SHORT TASK.
Restate every line of the material, word for word.

Data excerpts
BEGIN

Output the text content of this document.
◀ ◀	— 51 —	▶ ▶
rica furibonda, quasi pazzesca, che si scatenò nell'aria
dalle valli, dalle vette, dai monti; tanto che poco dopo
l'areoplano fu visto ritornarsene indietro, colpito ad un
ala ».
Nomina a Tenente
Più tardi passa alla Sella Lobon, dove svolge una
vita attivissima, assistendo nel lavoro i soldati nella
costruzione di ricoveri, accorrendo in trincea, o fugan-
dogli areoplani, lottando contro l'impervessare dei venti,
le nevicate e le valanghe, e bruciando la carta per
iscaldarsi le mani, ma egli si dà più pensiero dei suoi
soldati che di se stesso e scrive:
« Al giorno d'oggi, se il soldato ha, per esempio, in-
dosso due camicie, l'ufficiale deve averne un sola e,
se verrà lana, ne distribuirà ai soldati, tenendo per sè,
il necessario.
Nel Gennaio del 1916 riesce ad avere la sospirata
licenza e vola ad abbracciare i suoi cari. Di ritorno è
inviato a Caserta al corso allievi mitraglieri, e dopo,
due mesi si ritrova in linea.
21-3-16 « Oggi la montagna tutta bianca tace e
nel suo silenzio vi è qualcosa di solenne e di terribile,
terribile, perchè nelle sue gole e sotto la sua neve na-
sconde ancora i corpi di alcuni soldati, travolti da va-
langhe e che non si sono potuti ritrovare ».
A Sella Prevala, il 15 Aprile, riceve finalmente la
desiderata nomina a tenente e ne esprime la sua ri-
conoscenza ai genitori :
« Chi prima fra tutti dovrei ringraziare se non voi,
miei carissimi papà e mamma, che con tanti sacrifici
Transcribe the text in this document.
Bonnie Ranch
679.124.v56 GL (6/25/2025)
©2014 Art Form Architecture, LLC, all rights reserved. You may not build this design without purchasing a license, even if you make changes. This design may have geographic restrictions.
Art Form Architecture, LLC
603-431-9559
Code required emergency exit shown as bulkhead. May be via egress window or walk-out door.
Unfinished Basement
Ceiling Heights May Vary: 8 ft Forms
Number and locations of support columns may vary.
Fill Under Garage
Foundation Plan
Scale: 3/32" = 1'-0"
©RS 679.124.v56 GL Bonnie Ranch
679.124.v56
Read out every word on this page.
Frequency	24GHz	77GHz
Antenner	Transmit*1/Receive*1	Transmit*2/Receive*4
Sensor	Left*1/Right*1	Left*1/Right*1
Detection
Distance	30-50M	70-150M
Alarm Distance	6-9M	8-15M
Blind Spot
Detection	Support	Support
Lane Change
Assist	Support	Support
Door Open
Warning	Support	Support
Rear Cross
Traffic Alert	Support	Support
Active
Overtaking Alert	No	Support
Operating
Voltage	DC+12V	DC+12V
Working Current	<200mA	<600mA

END

COMPLETED TASK.
Output the text content of this document.
◀ ◀	— 51 —	▶ ▶
rica furibonda, quasi pazzesca, che si scatenò nell'aria
dalle valli, dalle vette, dai monti; tanto che poco dopo
l'areoplano fu visto ritornarsene indietro, colpito ad un
ala ».
Nomina a Tenente
Più tardi passa alla Sella Lobon, dove svolge una
vita attivissima, assistendo nel lavoro i soldati nella
costruzione di ricoveri, accorrendo in trincea, o fugan-
dogli areoplani, lottando contro l'impervessare dei venti,
le nevicate e le valanghe, e bruciando la carta per
iscaldarsi le mani, ma egli si dà più pensiero dei suoi
soldati che di se stesso e scrive:
« Al giorno d'oggi, se il soldato ha, per esempio, in-
dosso due camicie, l'ufficiale deve averne un sola e,
se verrà lana, ne distribuirà ai soldati, tenendo per sè,
il necessario.
Nel Gennaio del 1916 riesce ad avere la sospirata
licenza e vola ad abbracciare i suoi cari. Di ritorno è
inviato a Caserta al corso allievi mitraglieri, e dopo,
due mesi si ritrova in linea.
21-3-16 « Oggi la montagna tutta bianca tace e
nel suo silenzio vi è qualcosa di solenne e di terribile,
terribile, perchè nelle sue gole e sotto la sua neve na-
sconde ancora i corpi di alcuni soldati, travolti da va-
langhe e che non si sono potuti ritrovare ».
A Sella Prevala, il 15 Aprile, riceve finalmente la
desiderata nomina a tenente e ne esprime la sua ri-
conoscenza ai genitori :
« Chi prima fra tutti dovrei ringraziare se non voi,
miei carissimi papà e mamma, che con tanti sacrifici
Transcribe the text in this document.
Bonnie Ranch
679.124.v56 GL (6/25/2025)
©2014 Art Form Architecture, LLC, all rights reserved. You may not build this design without purchasing a license, even if you make changes. This design may have geographic restrictions.
Art Form Architecture, LLC
603-431-9559
Code required emergency exit shown as bulkhead. May be via egress window or walk-out door.
Unfinished Basement
Ceiling Heights May Vary: 8 ft Forms
Number and locations of support columns may vary.
Fill Under Garage
Foundation Plan
Scale: 3/32" = 1'-0"
©RS 679.124.v56 GL Bonnie Ranch
679.124.v56
Read out every word on this page.
Frequency	24GHz	77GHz
Antenner	Transmit*1/Receive*1	Transmit*2/Receive*4
Sensor	Left*1/Right*1	Left*1/Right*1
Detection
Distance	30-50M	70-150M
Alarm Distance	6-9M	8-15M
Blind Spot
Detection	Support	Support
Lane Change
Assist	Support	Support
Door Open
Warning	Support	Support
Rear Cross
Traffic Alert	Support	Support
Active
Overtaking Alert	No	Support
Operating
Voltage	DC+12V	DC+12V
Working Current	<200mA	<600mA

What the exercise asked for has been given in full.